DÉFI 1
Répondez à ces questions sur l'article consacré aux femmes du troisième âge au Sud-Kivu :
(a) Quelle ville est le chef-lieu de la province du Sud Kivu ?
(b) Quel jour certaines femmes de cette ville se livrent-elles à la mendicité ?
(c) Avec quelles femmes Femme-Au-Fone (FAF) a-t-elle échangé en juillet ?

EXTRAIT À LIRE
┄┄┄┄┄┄┄┄┄┄
Sud-Kivu : les femmes de troisième âge demandent un peu plus de dignité

01-10-2014 10:48:14

En République Démocratique du Congo, les personnes de troisième âges, culturellement considérées comme garants de la tradition et dépositaires du savoir résultant de l'expérience de la vie, sont délaissées et victimes de plusieurs abus liés à leur état, aussi bien dans leurs propres familles que dans leurs communautés.

A Bukavu, chef-lieu de la province du Sud Kivu, cette réalité oblige certaines femmes dépourvues de toute assistance, à se livrer plutôt à la mendicité tous les vendredis[1]. Ces femmes, pour la plupart des déplacées fuyant l'insécurité dans leurs villages, ont ras-le-bol du traitement que leur réservent la communauté. Elles demandent d'être vues autrement que des parias.

En juillet dernier, Femme-Au-Fone (FAF) a eu à échanger avec certaines femmes de la plaine de la Ruzizi, en territoire d'Uvira. Ces femmes ont fait part de leur inquiétude en ce qui concerne la situation des femmes de 3ème âge dans cette partie de la province du Sud Kivu. Elles ont à cet effet, émis le vœu de voir les conditions sécuritaires de ces femmes être améliorées.
┄┄┄┄┄┄┄┄┄┄
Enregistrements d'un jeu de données
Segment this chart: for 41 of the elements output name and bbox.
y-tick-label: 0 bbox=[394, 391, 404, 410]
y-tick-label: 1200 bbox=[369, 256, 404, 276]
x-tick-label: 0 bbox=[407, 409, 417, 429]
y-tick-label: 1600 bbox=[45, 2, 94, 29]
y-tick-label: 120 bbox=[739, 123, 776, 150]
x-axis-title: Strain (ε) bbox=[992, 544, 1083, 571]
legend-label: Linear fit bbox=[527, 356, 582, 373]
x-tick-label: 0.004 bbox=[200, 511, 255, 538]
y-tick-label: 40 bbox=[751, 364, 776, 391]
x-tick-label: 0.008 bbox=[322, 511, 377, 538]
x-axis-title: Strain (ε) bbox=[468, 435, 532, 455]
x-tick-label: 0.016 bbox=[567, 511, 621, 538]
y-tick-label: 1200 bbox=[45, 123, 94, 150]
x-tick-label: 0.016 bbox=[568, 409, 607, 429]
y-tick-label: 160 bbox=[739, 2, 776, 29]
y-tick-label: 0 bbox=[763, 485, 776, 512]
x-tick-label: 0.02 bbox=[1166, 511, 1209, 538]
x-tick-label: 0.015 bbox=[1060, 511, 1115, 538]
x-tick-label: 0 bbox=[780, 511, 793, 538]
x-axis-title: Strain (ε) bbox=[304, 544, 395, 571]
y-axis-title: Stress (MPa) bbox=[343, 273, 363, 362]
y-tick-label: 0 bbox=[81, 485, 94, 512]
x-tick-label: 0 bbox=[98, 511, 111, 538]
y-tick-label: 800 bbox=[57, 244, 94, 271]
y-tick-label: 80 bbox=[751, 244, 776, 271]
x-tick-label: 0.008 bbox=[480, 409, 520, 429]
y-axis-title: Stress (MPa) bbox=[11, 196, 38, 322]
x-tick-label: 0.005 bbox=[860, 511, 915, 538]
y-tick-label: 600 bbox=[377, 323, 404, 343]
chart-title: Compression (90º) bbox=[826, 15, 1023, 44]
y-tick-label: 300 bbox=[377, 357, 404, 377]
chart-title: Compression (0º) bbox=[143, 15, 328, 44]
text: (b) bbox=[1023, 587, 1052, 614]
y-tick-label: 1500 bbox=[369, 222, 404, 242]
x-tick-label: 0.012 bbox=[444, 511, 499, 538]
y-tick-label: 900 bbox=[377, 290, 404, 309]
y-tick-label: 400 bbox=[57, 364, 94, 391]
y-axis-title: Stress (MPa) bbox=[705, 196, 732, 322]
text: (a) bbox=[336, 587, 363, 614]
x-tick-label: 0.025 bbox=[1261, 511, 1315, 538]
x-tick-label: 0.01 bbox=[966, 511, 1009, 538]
┄┄┄┄┄┄┄┄┄┄
DÉFI 2
Veuillez reproduire des lignes des enregistrements sous forme de tableau Markdown à deux colonnes, « n° » pour le numéro de ligne et « Ligne » pour son texte, en omettant les lignes vides. Commencez à la première ligne des enregistrements et arrêtez-vous après celle qui contient « x-tick-label: 0.008 bbox=[322, 511, 377, 538] ».

SOLUTION COMPLÈTE 1
(a) Bukavu.
(b) Le vendredi, chaque semaine.
(c) Avec certaines femmes de la plaine de la Ruzizi, en territoire d'Uvira.

SOLUTION COMPLÈTE 2
| n° | Ligne |
|---|---|
| 1 | Segment this chart: for 41 of the elements output name and bbox. |
| 2 | y-tick-label: 0 bbox=[394, 391, 404, 410] |
| 3 | y-tick-label: 1200 bbox=[369, 256, 404, 276] |
| 4 | x-tick-label: 0 bbox=[407, 409, 417, 429] |
| 5 | y-tick-label: 1600 bbox=[45, 2, 94, 29] |
| 6 | y-tick-label: 120 bbox=[739, 123, 776, 150] |
| 7 | x-axis-title: Strain (ε) bbox=[992, 544, 1083, 571] |
| 8 | legend-label: Linear fit bbox=[527, 356, 582, 373] |
| 9 | x-tick-label: 0.004 bbox=[200, 511, 255, 538] |
| 10 | y-tick-label: 40 bbox=[751, 364, 776, 391] |
| 11 | x-tick-label: 0.008 bbox=[322, 511, 377, 538] |